**WRITTEN INSTRUCTION**
Repeat the lines below exactly as they appear, but leave out the images.

── RAW RECORDS

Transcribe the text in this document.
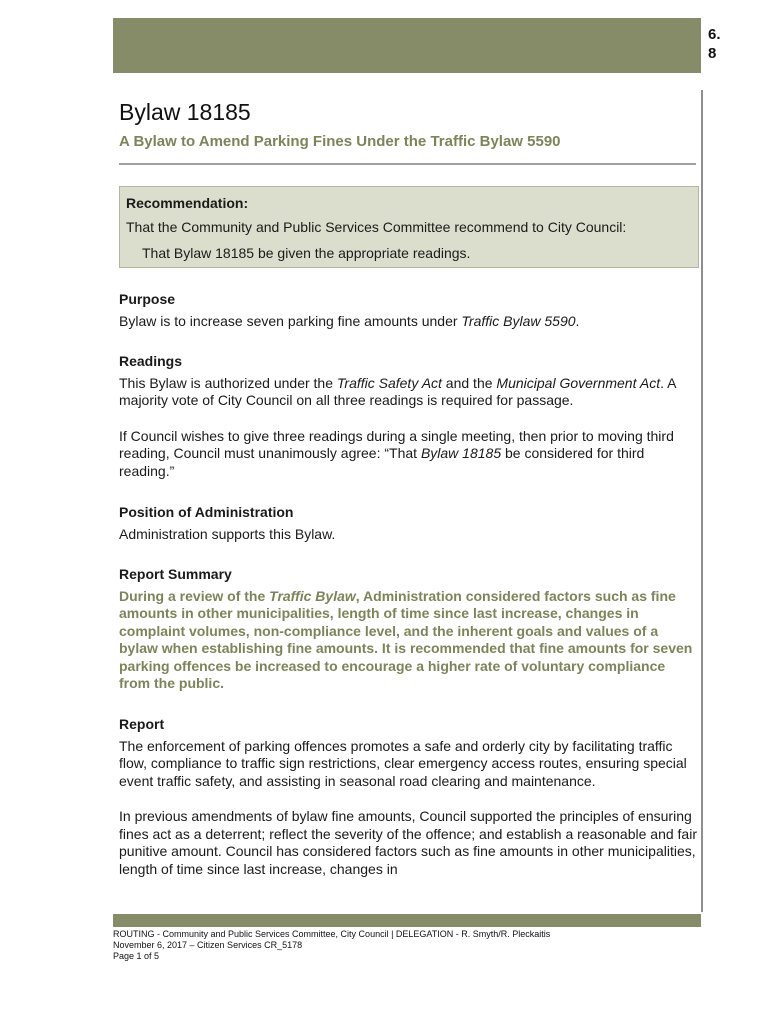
6.
8
Bylaw 18185
A Bylaw to Amend Parking Fines Under the Traffic Bylaw 5590
Recommendation:
That the Community and Public Services Committee recommend to City Council:
That Bylaw 18185 be given the appropriate readings.
Purpose

Bylaw is to increase seven parking fine amounts under Traffic Bylaw 5590.

Readings

This Bylaw is authorized under the Traffic Safety Act and the Municipal Government Act. A majority vote of City Council on all three readings is required for passage.

If Council wishes to give three readings during a single meeting, then prior to moving third reading, Council must unanimously agree: “That Bylaw 18185 be considered for third reading.”

Position of Administration

Administration supports this Bylaw.

Report Summary

During a review of the Traffic Bylaw, Administration considered factors such as fine amounts in other municipalities, length of time since last increase, changes in complaint volumes, non-compliance level, and the inherent goals and values of a bylaw when establishing fine amounts. It is recommended that fine amounts for seven parking offences be increased to encourage a higher rate of voluntary compliance from the public.

Report

The enforcement of parking offences promotes a safe and orderly city by facilitating traffic flow, compliance to traffic sign restrictions, clear emergency access routes, ensuring special event traffic safety, and assisting in seasonal road clearing and maintenance.

In previous amendments of bylaw fine amounts, Council supported the principles of ensuring fines act as a deterrent; reflect the severity of the offence; and establish a reasonable and fair punitive amount. Council has considered factors such as fine amounts in other municipalities, length of time since last increase, changes in

ROUTING - Community and Public Services Committee, City Council | DELEGATION - R. Smyth/R. Pleckaitis
November 6, 2017 – Citizen Services CR_5178
Page 1 of 5
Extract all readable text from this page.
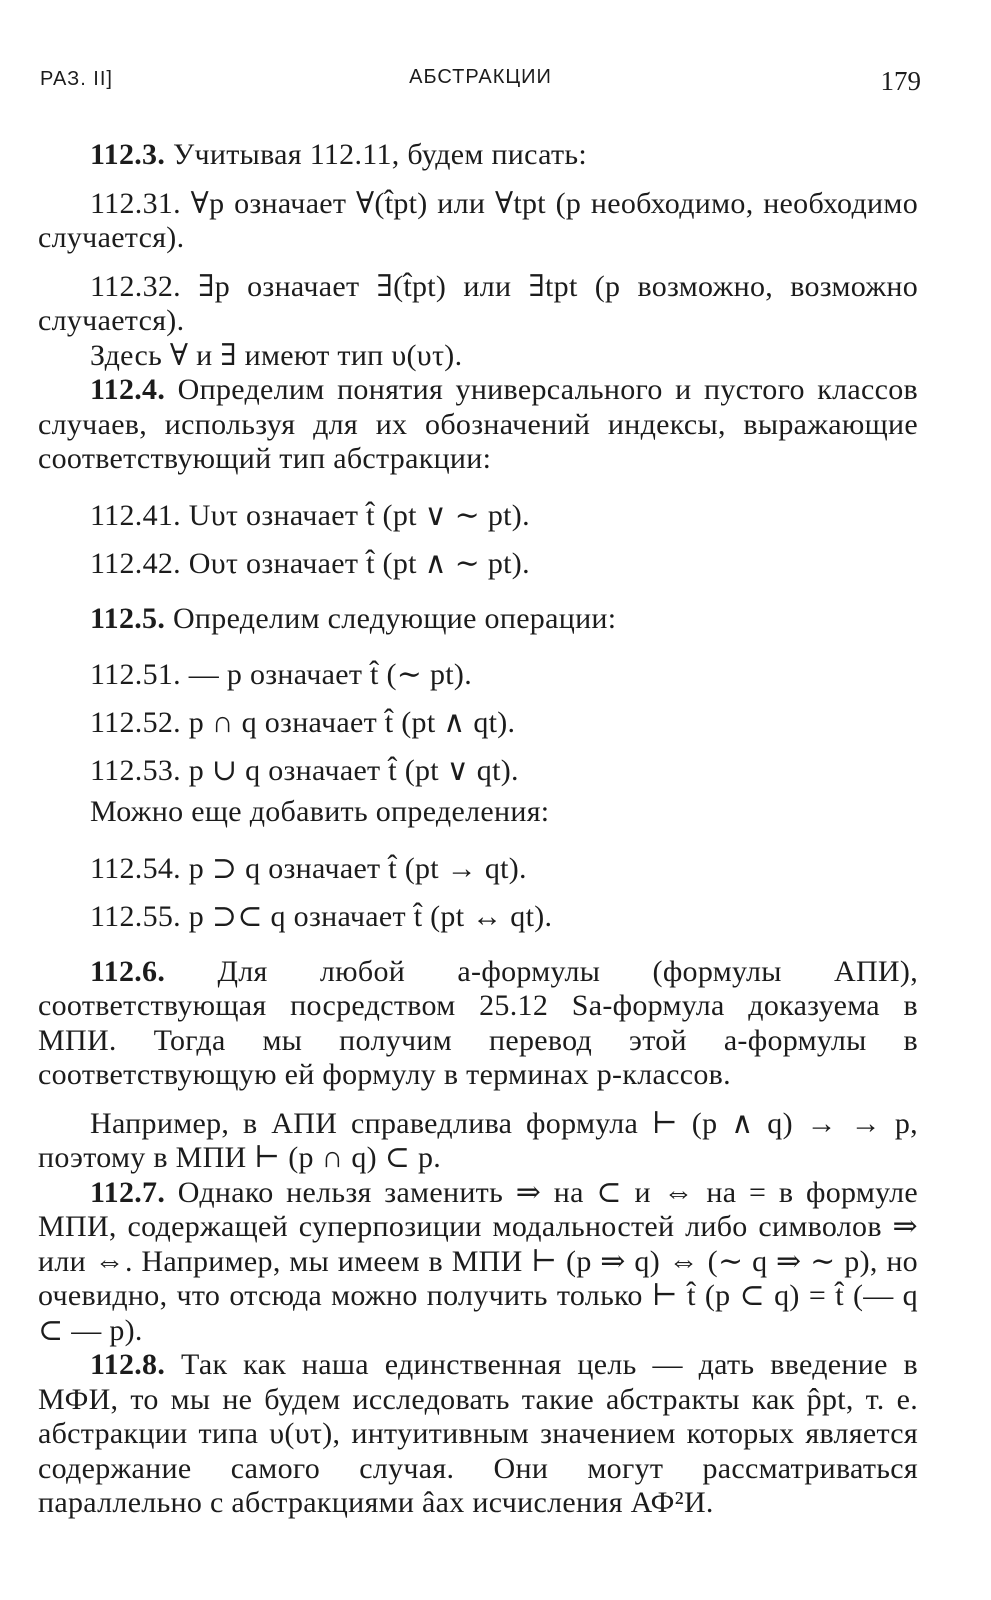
РАЗ. II]	АБСТРАКЦИИ	179

112.3. Учитывая 112.11, будем писать:

112.31. ∀p означает ∀(t̂pt) или ∀tpt (p необходимо, необходимо случается).

112.32. ∃p означает ∃(t̂pt) или ∃tpt (p возможно, возможно случается).

Здесь ∀ и ∃ имеют тип υ(υτ).

112.4. Определим понятия универсального и пустого классов случаев, используя для их обозначений индексы, выражающие соответствующий тип абстракции:

112.41. Uυτ означает t̂ (pt ∨ ∼ pt).

112.42. Oυτ означает t̂ (pt ∧ ∼ pt).

112.5. Определим следующие операции:

112.51. — p означает t̂ (∼ pt).

112.52. p ∩ q означает t̂ (pt ∧ qt).

112.53. p ∪ q означает t̂ (pt ∨ qt).

Можно еще добавить определения:

112.54. p ⊃ q означает t̂ (pt → qt).

112.55. p ⊃⊂ q означает t̂ (pt ↔ qt).

112.6. Для любой a-формулы (формулы АПИ), соответствующая посредством 25.12 Sa-формула доказуема в МПИ. Тогда мы получим перевод этой a-формулы в соответствующую ей формулу в терминах p-классов.

Например, в АПИ справедлива формула ⊢ (p ∧ q) → → p, поэтому в МПИ ⊢ (p ∩ q) ⊂ p.

112.7. Однако нельзя заменить ⇒ на ⊂ и ⇔ на = в формуле МПИ, содержащей суперпозиции модальностей либо символов ⇒ или ⇔. Например, мы имеем в МПИ ⊢ (p ⇒ q) ⇔ (∼ q ⇒ ∼ p), но очевидно, что отсюда можно получить только ⊢ t̂ (p ⊂ q) = t̂ (— q ⊂ — p).

112.8. Так как наша единственная цель — дать введение в МФИ, то мы не будем исследовать такие абстракты как p̂pt, т. е. абстракции типа υ(υτ), интуитивным значением которых является содержание самого случая. Они могут рассматриваться параллельно с абстракциями âax исчисления АФ²И.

────

**SOLUTION FOR THIS EXERCISE**
Transcribe the text in this document.
6.
8
Bylaw 18185
A Bylaw to Amend Parking Fines Under the Traffic Bylaw 5590
Recommendation:
That the Community and Public Services Committee recommend to City Council:
That Bylaw 18185 be given the appropriate readings.
Purpose

Bylaw is to increase seven parking fine amounts under Traffic Bylaw 5590.

Readings

This Bylaw is authorized under the Traffic Safety Act and the Municipal Government Act. A majority vote of City Council on all three readings is required for passage.

If Council wishes to give three readings during a single meeting, then prior to moving third reading, Council must unanimously agree: “That Bylaw 18185 be considered for third reading.”

Position of Administration

Administration supports this Bylaw.

Report Summary

During a review of the Traffic Bylaw, Administration considered factors such as fine amounts in other municipalities, length of time since last increase, changes in complaint volumes, non-compliance level, and the inherent goals and values of a bylaw when establishing fine amounts. It is recommended that fine amounts for seven parking offences be increased to encourage a higher rate of voluntary compliance from the public.

Report

The enforcement of parking offences promotes a safe and orderly city by facilitating traffic flow, compliance to traffic sign restrictions, clear emergency access routes, ensuring special event traffic safety, and assisting in seasonal road clearing and maintenance.

In previous amendments of bylaw fine amounts, Council supported the principles of ensuring fines act as a deterrent; reflect the severity of the offence; and establish a reasonable and fair punitive amount. Council has considered factors such as fine amounts in other municipalities, length of time since last increase, changes in

ROUTING - Community and Public Services Committee, City Council | DELEGATION - R. Smyth/R. Pleckaitis
November 6, 2017 – Citizen Services CR_5178
Page 1 of 5
Extract all readable text from this page.
РАЗ. II]	АБСТРАКЦИИ	179

112.3. Учитывая 112.11, будем писать:

112.31. ∀p означает ∀(t̂pt) или ∀tpt (p необходимо, необходимо случается).

112.32. ∃p означает ∃(t̂pt) или ∃tpt (p возможно, возможно случается).

Здесь ∀ и ∃ имеют тип υ(υτ).

112.4. Определим понятия универсального и пустого классов случаев, используя для их обозначений индексы, выражающие соответствующий тип абстракции:

112.41. Uυτ означает t̂ (pt ∨ ∼ pt).

112.42. Oυτ означает t̂ (pt ∧ ∼ pt).

112.5. Определим следующие операции:

112.51. — p означает t̂ (∼ pt).

112.52. p ∩ q означает t̂ (pt ∧ qt).

112.53. p ∪ q означает t̂ (pt ∨ qt).

Можно еще добавить определения:

112.54. p ⊃ q означает t̂ (pt → qt).

112.55. p ⊃⊂ q означает t̂ (pt ↔ qt).

112.6. Для любой a-формулы (формулы АПИ), соответствующая посредством 25.12 Sa-формула доказуема в МПИ. Тогда мы получим перевод этой a-формулы в соответствующую ей формулу в терминах p-классов.

Например, в АПИ справедлива формула ⊢ (p ∧ q) → → p, поэтому в МПИ ⊢ (p ∩ q) ⊂ p.

112.7. Однако нельзя заменить ⇒ на ⊂ и ⇔ на = в формуле МПИ, содержащей суперпозиции модальностей либо символов ⇒ или ⇔. Например, мы имеем в МПИ ⊢ (p ⇒ q) ⇔ (∼ q ⇒ ∼ p), но очевидно, что отсюда можно получить только ⊢ t̂ (p ⊂ q) = t̂ (— q ⊂ — p).

112.8. Так как наша единственная цель — дать введение в МФИ, то мы не будем исследовать такие абстракты как p̂pt, т. е. абстракции типа υ(υτ), интуитивным значением которых является содержание самого случая. Они могут рассматриваться параллельно с абстракциями âax исчисления АФ²И.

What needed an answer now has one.